◆ **Dataset records**
____________________

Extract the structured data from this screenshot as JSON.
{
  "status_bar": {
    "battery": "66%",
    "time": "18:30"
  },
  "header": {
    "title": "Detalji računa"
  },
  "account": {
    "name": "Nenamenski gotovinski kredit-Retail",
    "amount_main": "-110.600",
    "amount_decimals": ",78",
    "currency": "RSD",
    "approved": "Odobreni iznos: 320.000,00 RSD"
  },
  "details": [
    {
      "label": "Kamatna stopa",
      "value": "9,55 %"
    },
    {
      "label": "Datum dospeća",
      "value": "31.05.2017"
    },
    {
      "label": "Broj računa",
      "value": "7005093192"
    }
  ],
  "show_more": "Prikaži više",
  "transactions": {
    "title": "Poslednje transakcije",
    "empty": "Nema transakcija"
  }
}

____________________

◆ **To be done**
Copy all lines from the entries that contain the word "title".

◆ **Solved exercise**
    "title": "Detalji računa"
    "title": "Poslednje transakcije",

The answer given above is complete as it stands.